§ What the task requires
Transcribe the records below exactly.

§ Data records
▼

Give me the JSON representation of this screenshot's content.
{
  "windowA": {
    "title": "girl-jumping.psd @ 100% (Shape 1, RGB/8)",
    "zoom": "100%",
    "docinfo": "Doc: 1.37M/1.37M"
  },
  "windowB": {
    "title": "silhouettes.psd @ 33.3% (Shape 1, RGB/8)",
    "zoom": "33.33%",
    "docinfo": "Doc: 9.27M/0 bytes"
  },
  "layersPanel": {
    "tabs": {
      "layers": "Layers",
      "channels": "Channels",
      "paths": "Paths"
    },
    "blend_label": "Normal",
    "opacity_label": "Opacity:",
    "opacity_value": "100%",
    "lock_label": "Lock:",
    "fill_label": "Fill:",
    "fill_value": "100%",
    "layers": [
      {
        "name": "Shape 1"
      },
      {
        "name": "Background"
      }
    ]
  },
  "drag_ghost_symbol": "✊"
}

▲

§ Answer to the task
Give me the JSON representation of this screenshot's content.
{
  "windowA": {
    "title": "girl-jumping.psd @ 100% (Shape 1, RGB/8)",
    "zoom": "100%",
    "docinfo": "Doc: 1.37M/1.37M"
  },
  "windowB": {
    "title": "silhouettes.psd @ 33.3% (Shape 1, RGB/8)",
    "zoom": "33.33%",
    "docinfo": "Doc: 9.27M/0 bytes"
  },
  "layersPanel": {
    "tabs": {
      "layers": "Layers",
      "channels": "Channels",
      "paths": "Paths"
    },
    "blend_label": "Normal",
    "opacity_label": "Opacity:",
    "opacity_value": "100%",
    "lock_label": "Lock:",
    "fill_label": "Fill:",
    "fill_value": "100%",
    "layers": [
      {
        "name": "Shape 1"
      },
      {
        "name": "Background"
      }
    ]
  },
  "drag_ghost_symbol": "✊"
}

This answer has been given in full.